• _Exercise_:
Say only how many lines contain the word "have".

-- begin Extracted entries --

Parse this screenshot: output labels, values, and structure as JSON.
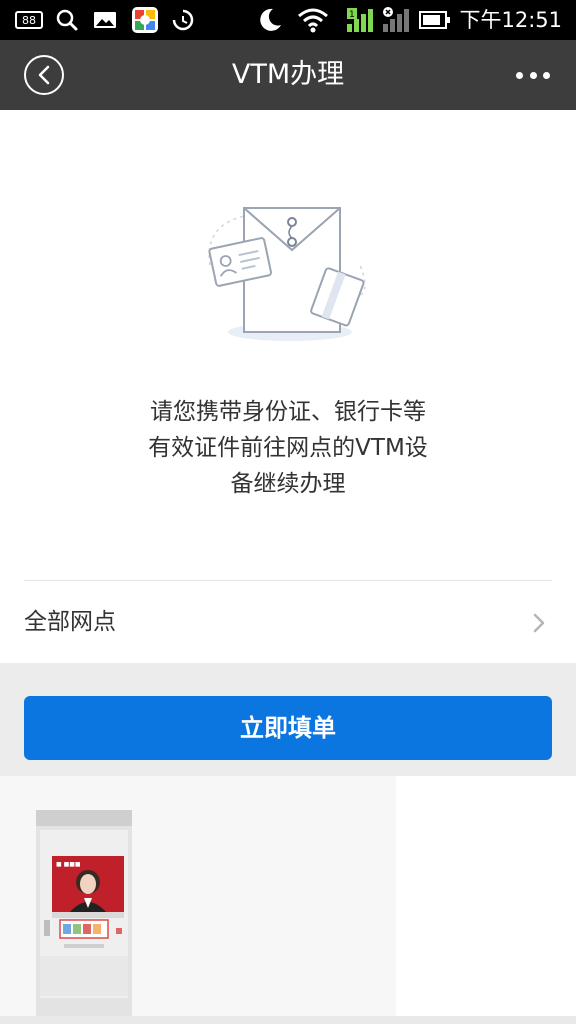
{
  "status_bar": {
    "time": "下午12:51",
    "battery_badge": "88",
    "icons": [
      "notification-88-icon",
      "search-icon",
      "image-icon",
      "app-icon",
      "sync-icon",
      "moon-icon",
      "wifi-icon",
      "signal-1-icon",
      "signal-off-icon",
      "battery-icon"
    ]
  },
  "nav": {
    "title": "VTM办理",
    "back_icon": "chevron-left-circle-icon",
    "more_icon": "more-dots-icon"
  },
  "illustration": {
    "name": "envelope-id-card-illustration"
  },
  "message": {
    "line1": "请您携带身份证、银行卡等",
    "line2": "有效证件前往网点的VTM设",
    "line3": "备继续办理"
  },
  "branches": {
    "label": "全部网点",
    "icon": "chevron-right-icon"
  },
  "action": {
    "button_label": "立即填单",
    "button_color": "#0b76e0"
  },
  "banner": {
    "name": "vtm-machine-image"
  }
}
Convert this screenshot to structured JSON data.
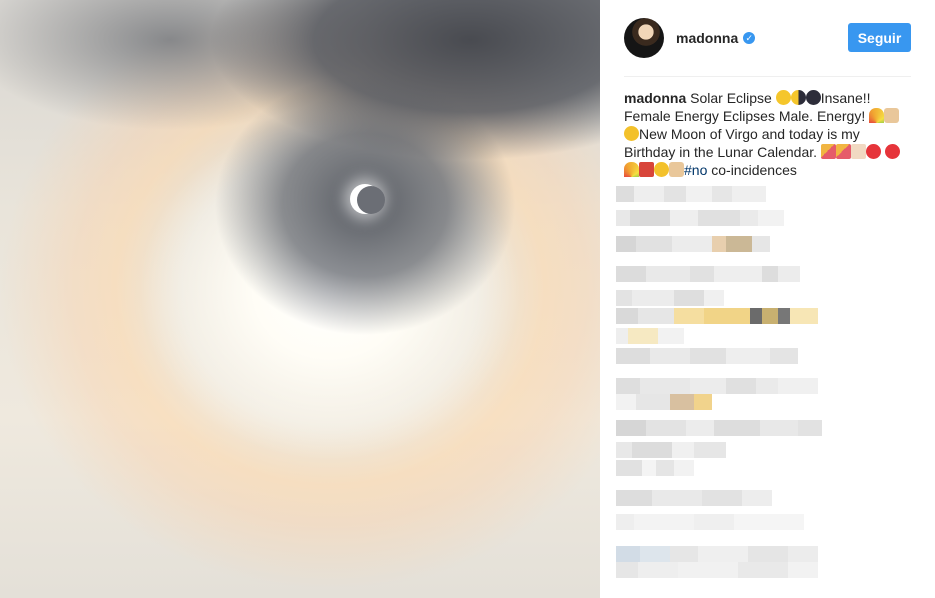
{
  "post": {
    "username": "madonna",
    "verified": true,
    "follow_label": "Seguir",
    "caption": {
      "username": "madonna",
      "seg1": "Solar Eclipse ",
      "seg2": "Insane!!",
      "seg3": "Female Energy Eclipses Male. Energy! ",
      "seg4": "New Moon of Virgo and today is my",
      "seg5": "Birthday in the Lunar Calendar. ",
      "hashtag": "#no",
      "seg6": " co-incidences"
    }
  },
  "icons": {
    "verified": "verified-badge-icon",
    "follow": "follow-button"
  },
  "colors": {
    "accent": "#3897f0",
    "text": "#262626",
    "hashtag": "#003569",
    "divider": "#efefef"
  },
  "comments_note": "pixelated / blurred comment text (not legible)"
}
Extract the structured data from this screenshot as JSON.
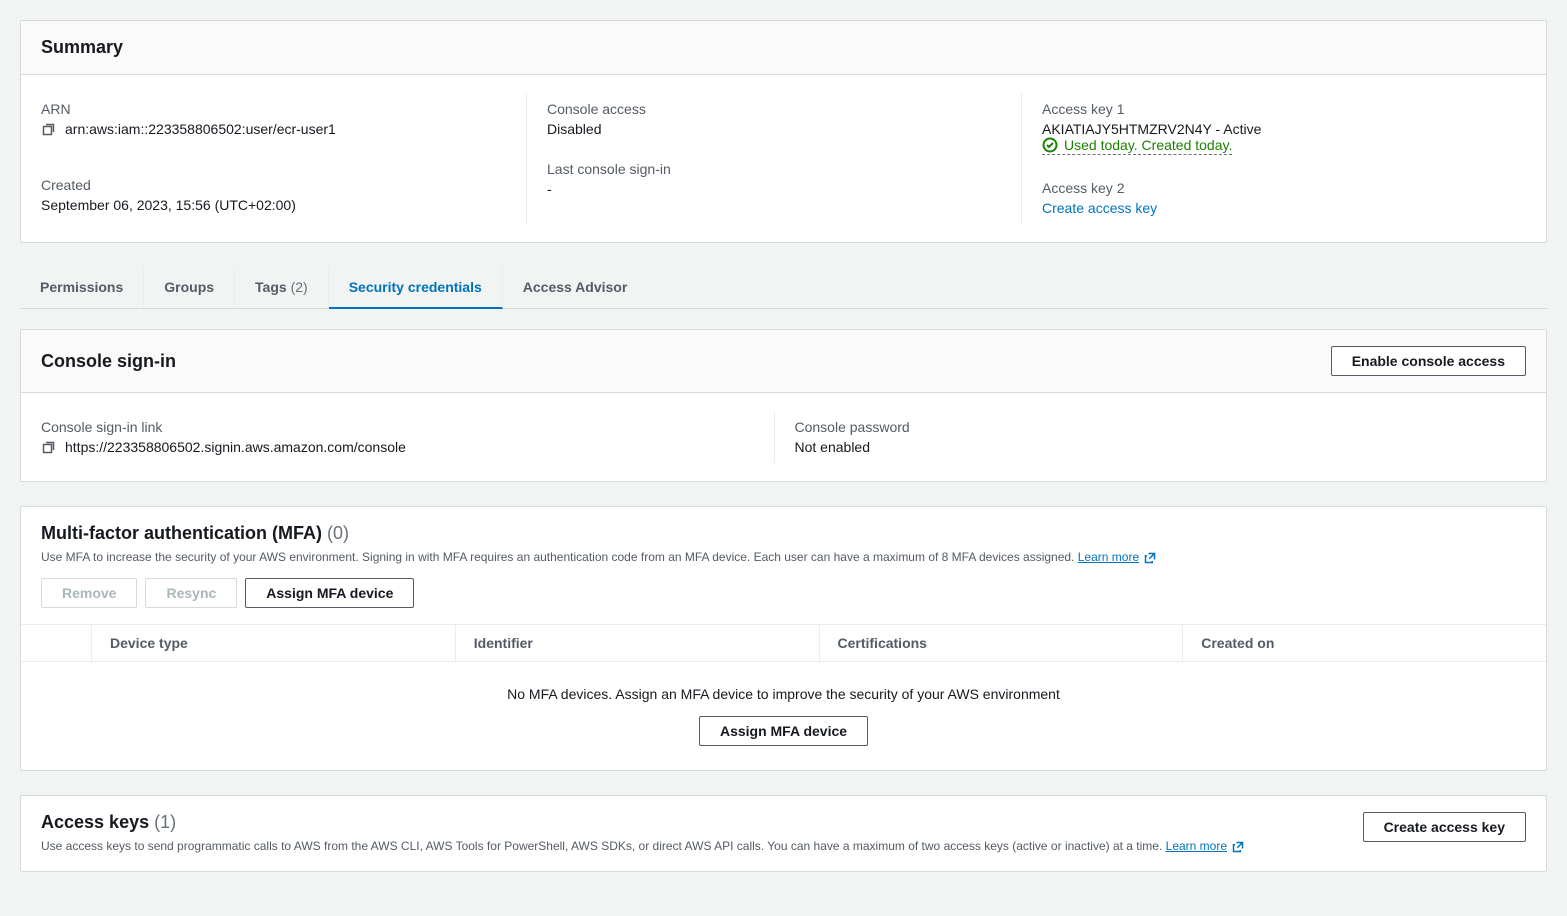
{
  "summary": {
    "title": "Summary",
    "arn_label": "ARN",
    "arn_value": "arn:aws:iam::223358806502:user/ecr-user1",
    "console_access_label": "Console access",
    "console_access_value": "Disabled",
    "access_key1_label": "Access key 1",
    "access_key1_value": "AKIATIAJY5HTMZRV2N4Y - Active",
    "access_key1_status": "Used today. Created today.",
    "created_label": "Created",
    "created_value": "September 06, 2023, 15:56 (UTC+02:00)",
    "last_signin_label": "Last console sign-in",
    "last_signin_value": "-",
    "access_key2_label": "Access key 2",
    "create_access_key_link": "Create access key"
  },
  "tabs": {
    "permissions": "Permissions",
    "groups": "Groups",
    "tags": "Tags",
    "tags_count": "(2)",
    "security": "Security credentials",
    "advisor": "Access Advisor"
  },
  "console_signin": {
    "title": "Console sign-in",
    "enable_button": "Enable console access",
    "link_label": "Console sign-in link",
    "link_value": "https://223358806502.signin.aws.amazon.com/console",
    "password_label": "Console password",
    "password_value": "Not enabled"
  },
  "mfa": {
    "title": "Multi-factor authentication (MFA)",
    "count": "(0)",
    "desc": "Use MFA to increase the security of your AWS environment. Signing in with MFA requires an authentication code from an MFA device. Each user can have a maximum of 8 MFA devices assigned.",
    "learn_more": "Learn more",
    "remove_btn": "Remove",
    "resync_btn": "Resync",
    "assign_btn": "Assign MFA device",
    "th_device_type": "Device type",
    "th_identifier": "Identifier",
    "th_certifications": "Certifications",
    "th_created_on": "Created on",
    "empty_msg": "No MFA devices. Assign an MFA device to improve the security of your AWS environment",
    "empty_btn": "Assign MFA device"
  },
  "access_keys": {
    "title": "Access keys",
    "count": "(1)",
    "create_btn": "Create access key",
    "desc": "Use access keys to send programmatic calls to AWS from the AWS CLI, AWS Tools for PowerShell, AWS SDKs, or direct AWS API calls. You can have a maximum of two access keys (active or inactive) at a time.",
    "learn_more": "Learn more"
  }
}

-- end Extracted entries --
-- begin Extracted entries --

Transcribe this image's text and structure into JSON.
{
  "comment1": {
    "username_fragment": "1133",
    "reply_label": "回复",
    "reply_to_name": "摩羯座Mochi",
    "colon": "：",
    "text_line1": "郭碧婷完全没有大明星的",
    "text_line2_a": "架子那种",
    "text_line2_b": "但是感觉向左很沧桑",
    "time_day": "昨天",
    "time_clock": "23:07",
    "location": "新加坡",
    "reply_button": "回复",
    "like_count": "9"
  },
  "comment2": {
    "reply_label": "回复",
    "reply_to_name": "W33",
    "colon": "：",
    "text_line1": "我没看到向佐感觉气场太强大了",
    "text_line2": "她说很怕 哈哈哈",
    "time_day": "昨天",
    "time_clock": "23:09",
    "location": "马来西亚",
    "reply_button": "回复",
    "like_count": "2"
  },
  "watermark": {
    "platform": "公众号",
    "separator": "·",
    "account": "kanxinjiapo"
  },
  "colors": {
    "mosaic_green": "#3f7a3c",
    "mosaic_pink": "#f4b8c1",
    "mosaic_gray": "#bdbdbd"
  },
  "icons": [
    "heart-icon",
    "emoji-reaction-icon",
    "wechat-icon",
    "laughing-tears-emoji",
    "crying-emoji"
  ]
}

-- end Extracted entries --

• _Answer in full_:
2